--- WHAT YOU HAVE TO DO ---
Write out the lines of every record below as a numbered list, skipping any blank lines and leaving the pictures out.

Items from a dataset
|---|
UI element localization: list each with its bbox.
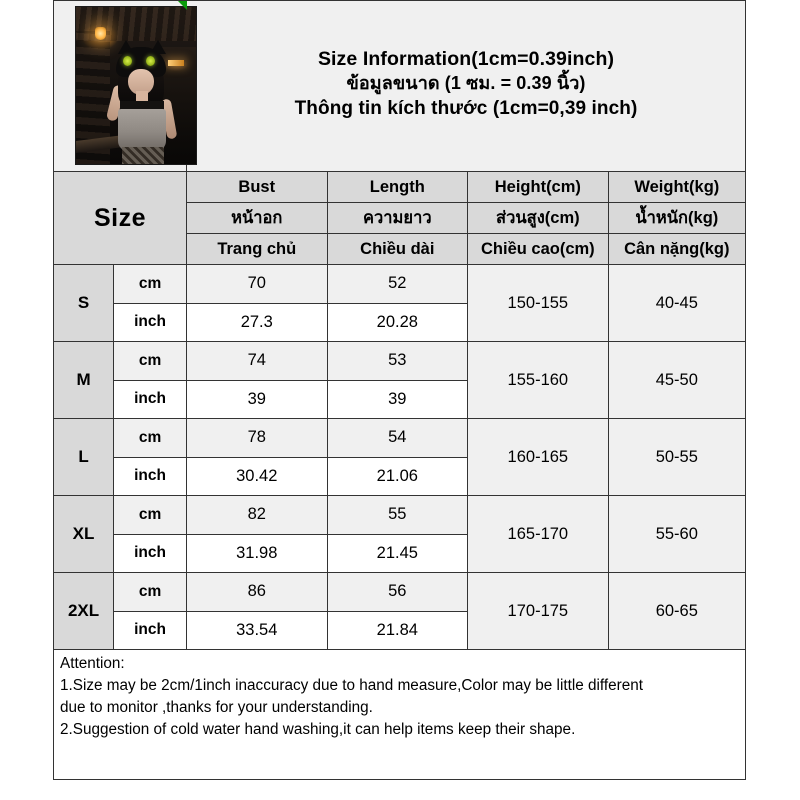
weight-m: 45-50 xyxy=(607,341,747,419)
unit-cell-inch: inch xyxy=(113,610,187,650)
header-bust-vi: Trang chủ xyxy=(186,233,328,265)
unit-cell-inch: inch xyxy=(113,379,187,419)
unit-cell-inch: inch xyxy=(113,456,187,496)
length-inch-2xl: 21.84 xyxy=(326,610,469,650)
size-cell-l: L xyxy=(52,418,115,496)
unit-cell-cm: cm xyxy=(113,418,187,458)
length-inch-s: 20.28 xyxy=(326,302,469,342)
table-row: XL cm 82 55 165-170 55-60 xyxy=(52,495,747,573)
photo-lamp-icon xyxy=(95,27,106,40)
table-row: 2XL cm 86 56 170-175 60-65 xyxy=(52,572,747,650)
product-photo xyxy=(75,6,197,165)
title-line-thai: ข้อมูลขนาด (1 ซม. = 0.39 นิ้ว) xyxy=(346,73,586,94)
weight-l: 50-55 xyxy=(607,418,747,496)
title-line-vietnamese: Thông tin kích thước (1cm=0,39 inch) xyxy=(294,98,638,120)
unit-cell-cm: cm xyxy=(113,495,187,535)
cat-eye-right-icon xyxy=(146,56,155,66)
height-xl: 165-170 xyxy=(467,495,609,573)
table-row: inch 30.42 21.06 xyxy=(54,456,746,496)
attention-line-3: 2.Suggestion of cold water hand washing,… xyxy=(60,720,576,738)
size-cell-xl: XL xyxy=(52,495,115,573)
bust-cm-l: 78 xyxy=(186,418,328,458)
bust-cm-2xl: 86 xyxy=(186,572,328,612)
size-cell-m: M xyxy=(52,341,115,419)
header-weight-vi: Cân nặng(kg) xyxy=(607,233,747,265)
size-chart-table: Size Information(1cm=0.39inch) ข้อมูลขนา… xyxy=(52,0,747,780)
height-m: 155-160 xyxy=(467,341,609,419)
bust-cm-m: 74 xyxy=(186,341,328,381)
unit-cell-cm: cm xyxy=(113,264,187,304)
unit-cell-cm: cm xyxy=(113,341,187,381)
photo-patterned-skirt xyxy=(122,147,164,164)
height-l: 160-165 xyxy=(467,418,609,496)
bust-inch-m: 39 xyxy=(186,379,328,419)
weight-s: 40-45 xyxy=(607,264,747,342)
product-photo-cell xyxy=(53,0,197,172)
header-length-en: Length xyxy=(326,171,469,203)
photo-background-light-icon xyxy=(168,60,184,66)
table-row: inch 27.3 20.28 xyxy=(54,302,746,342)
weight-xl: 55-60 xyxy=(607,495,747,573)
bust-cm-s: 70 xyxy=(186,264,328,304)
photo-grey-tube-top xyxy=(118,109,166,151)
bust-cm-xl: 82 xyxy=(186,495,328,535)
attention-heading: Attention: xyxy=(60,655,125,672)
unit-cell-inch: inch xyxy=(113,302,187,342)
table-row: M cm 74 53 155-160 45-50 xyxy=(52,341,747,419)
table-row: L cm 78 54 160-165 50-55 xyxy=(52,418,747,496)
length-cm-2xl: 56 xyxy=(326,572,469,612)
length-cm-s: 52 xyxy=(326,264,469,304)
attention-block: Attention: 1.Size may be 2cm/1inch inacc… xyxy=(53,649,746,780)
bust-inch-l: 30.42 xyxy=(186,456,328,496)
cat-eye-left-icon xyxy=(123,56,132,66)
unit-cell-inch: inch xyxy=(113,533,187,573)
photo-model-face xyxy=(128,69,154,95)
title-block: Size Information(1cm=0.39inch) ข้อมูลขนา… xyxy=(186,0,746,172)
title-line-english: Size Information(1cm=0.39inch) xyxy=(317,47,615,70)
length-inch-m: 39 xyxy=(326,379,469,419)
comment-triangle-icon xyxy=(178,1,187,10)
bust-inch-s: 27.3 xyxy=(186,302,328,342)
header-length-th: ความยาว xyxy=(326,202,469,234)
height-2xl: 170-175 xyxy=(467,572,609,650)
bust-inch-2xl: 33.54 xyxy=(186,610,328,650)
length-cm-l: 54 xyxy=(326,418,469,458)
length-inch-l: 21.06 xyxy=(326,456,469,496)
photo-model-neck xyxy=(136,91,148,103)
height-s: 150-155 xyxy=(467,264,609,342)
attention-line-1: 1.Size may be 2cm/1inch inaccuracy due t… xyxy=(60,676,643,694)
photo-top-black-band xyxy=(120,101,164,110)
length-inch-xl: 21.45 xyxy=(326,533,469,573)
attention-line-2: due to monitor ,thanks for your understa… xyxy=(60,698,373,716)
header-height-th: ส่วนสูง(cm) xyxy=(467,202,609,234)
size-cell-s: S xyxy=(52,264,115,342)
length-cm-xl: 55 xyxy=(326,495,469,535)
header-bust-th: หน้าอก xyxy=(186,202,328,234)
length-cm-m: 53 xyxy=(326,341,469,381)
header-height-vi: Chiều cao(cm) xyxy=(467,233,609,265)
header-height-en: Height(cm) xyxy=(467,171,609,203)
header-length-vi: Chiều dài xyxy=(326,233,469,265)
header-weight-en: Weight(kg) xyxy=(607,171,747,203)
unit-cell-cm: cm xyxy=(113,572,187,612)
bust-inch-xl: 31.98 xyxy=(186,533,328,573)
weight-2xl: 60-65 xyxy=(607,572,747,650)
table-row: S cm 70 52 150-155 40-45 xyxy=(52,264,747,342)
header-weight-th: น้ำหนัก(kg) xyxy=(607,202,747,234)
size-column-header: Size xyxy=(53,171,187,265)
size-cell-2xl: 2XL xyxy=(52,572,115,650)
table-row: inch 33.54 21.84 xyxy=(54,610,746,650)
header-bust-en: Bust xyxy=(186,171,328,203)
|---|
--- RESPONSE ---
1. UI element localization: list each with its bbox.
2. weight-m: 45-50 xyxy=(607,341,747,419)
3. unit-cell-inch: inch xyxy=(113,610,187,650)
4. header-bust-vi: Trang chủ xyxy=(186,233,328,265)
5. unit-cell-inch: inch xyxy=(113,379,187,419)
6. unit-cell-inch: inch xyxy=(113,456,187,496)
7. length-inch-2xl: 21.84 xyxy=(326,610,469,650)
8. size-cell-l: L xyxy=(52,418,115,496)
9. unit-cell-cm: cm xyxy=(113,418,187,458)
10. length-inch-s: 20.28 xyxy=(326,302,469,342)
11. table-row: XL cm 82 55 165-170 55-60 xyxy=(52,495,747,573)
12. photo-lamp-icon xyxy=(95,27,106,40)
13. table-row: 2XL cm 86 56 170-175 60-65 xyxy=(52,572,747,650)
14. product-photo xyxy=(75,6,197,165)
15. title-line-thai: ข้อมูลขนาด (1 ซม. = 0.39 นิ้ว) xyxy=(346,73,586,94)
16. weight-l: 50-55 xyxy=(607,418,747,496)
17. title-line-vietnamese: Thông tin kích thước (1cm=0,39 inch) xyxy=(294,98,638,120)
18. unit-cell-cm: cm xyxy=(113,495,187,535)
19. cat-eye-right-icon xyxy=(146,56,155,66)
20. height-xl: 165-170 xyxy=(467,495,609,573)
21. table-row: inch 30.42 21.06 xyxy=(54,456,746,496)
22. attention-line-3: 2.Suggestion of cold water hand washing,… xyxy=(60,720,576,738)
23. size-cell-xl: XL xyxy=(52,495,115,573)
24. bust-cm-l: 78 xyxy=(186,418,328,458)
25. bust-cm-2xl: 86 xyxy=(186,572,328,612)
26. size-cell-m: M xyxy=(52,341,115,419)
27. header-weight-vi: Cân nặng(kg) xyxy=(607,233,747,265)
28. size-chart-table: Size Information(1cm=0.39inch) ข้อมูลขนา… xyxy=(52,0,747,780)
29. height-m: 155-160 xyxy=(467,341,609,419)
30. bust-cm-m: 74 xyxy=(186,341,328,381)
31. unit-cell-cm: cm xyxy=(113,264,187,304)
32. unit-cell-cm: cm xyxy=(113,341,187,381)
33. photo-patterned-skirt xyxy=(122,147,164,164)
34. height-l: 160-165 xyxy=(467,418,609,496)
35. bust-inch-m: 39 xyxy=(186,379,328,419)
36. weight-s: 40-45 xyxy=(607,264,747,342)
37. product-photo-cell xyxy=(53,0,197,172)
38. header-length-en: Length xyxy=(326,171,469,203)
39. photo-background-light-icon xyxy=(168,60,184,66)
40. table-row: inch 27.3 20.28 xyxy=(54,302,746,342)
41. weight-xl: 55-60 xyxy=(607,495,747,573)
42. bust-cm-s: 70 xyxy=(186,264,328,304)
43. photo-grey-tube-top xyxy=(118,109,166,151)
44. bust-cm-xl: 82 xyxy=(186,495,328,535)
45. attention-heading: Attention: xyxy=(60,655,125,672)
46. unit-cell-inch: inch xyxy=(113,302,187,342)
47. table-row: M cm 74 53 155-160 45-50 xyxy=(52,341,747,419)
48. table-row: L cm 78 54 160-165 50-55 xyxy=(52,418,747,496)
49. length-cm-2xl: 56 xyxy=(326,572,469,612)
50. length-cm-s: 52 xyxy=(326,264,469,304)
51. attention-block: Attention: 1.Size may be 2cm/1inch inacc… xyxy=(53,649,746,780)
52. bust-inch-l: 30.42 xyxy=(186,456,328,496)
53. cat-eye-left-icon xyxy=(123,56,132,66)
54. unit-cell-inch: inch xyxy=(113,533,187,573)
55. photo-model-face xyxy=(128,69,154,95)
56. title-block: Size Information(1cm=0.39inch) ข้อมูลขนา… xyxy=(186,0,746,172)
57. title-line-english: Size Information(1cm=0.39inch) xyxy=(317,47,615,70)
58. length-inch-m: 39 xyxy=(326,379,469,419)
59. comment-triangle-icon xyxy=(178,1,187,10)
60. bust-inch-s: 27.3 xyxy=(186,302,328,342)
61. header-length-th: ความยาว xyxy=(326,202,469,234)
62. height-2xl: 170-175 xyxy=(467,572,609,650)
63. bust-inch-2xl: 33.54 xyxy=(186,610,328,650)
64. length-cm-l: 54 xyxy=(326,418,469,458)
65. length-inch-l: 21.06 xyxy=(326,456,469,496)
66. photo-model-neck xyxy=(136,91,148,103)
67. height-s: 150-155 xyxy=(467,264,609,342)
68. attention-line-1: 1.Size may be 2cm/1inch inaccuracy due t… xyxy=(60,676,643,694)
69. photo-top-black-band xyxy=(120,101,164,110)
70. length-inch-xl: 21.45 xyxy=(326,533,469,573)
71. attention-line-2: due to monitor ,thanks for your understa… xyxy=(60,698,373,716)
72. header-height-th: ส่วนสูง(cm) xyxy=(467,202,609,234)
73. size-cell-s: S xyxy=(52,264,115,342)
74. length-cm-xl: 55 xyxy=(326,495,469,535)
75. header-bust-th: หน้าอก xyxy=(186,202,328,234)
76. length-cm-m: 53 xyxy=(326,341,469,381)
77. header-height-vi: Chiều cao(cm) xyxy=(467,233,609,265)
78. header-height-en: Height(cm) xyxy=(467,171,609,203)
79. header-length-vi: Chiều dài xyxy=(326,233,469,265)
80. header-weight-en: Weight(kg) xyxy=(607,171,747,203)
81. unit-cell-cm: cm xyxy=(113,572,187,612)
82. bust-inch-xl: 31.98 xyxy=(186,533,328,573)
83. weight-2xl: 60-65 xyxy=(607,572,747,650)
84. table-row: S cm 70 52 150-155 40-45 xyxy=(52,264,747,342)
85. header-weight-th: น้ำหนัก(kg) xyxy=(607,202,747,234)
86. size-column-header: Size xyxy=(53,171,187,265)
87. size-cell-2xl: 2XL xyxy=(52,572,115,650)
88. table-row: inch 33.54 21.84 xyxy=(54,610,746,650)
89. header-bust-en: Bust xyxy=(186,171,328,203)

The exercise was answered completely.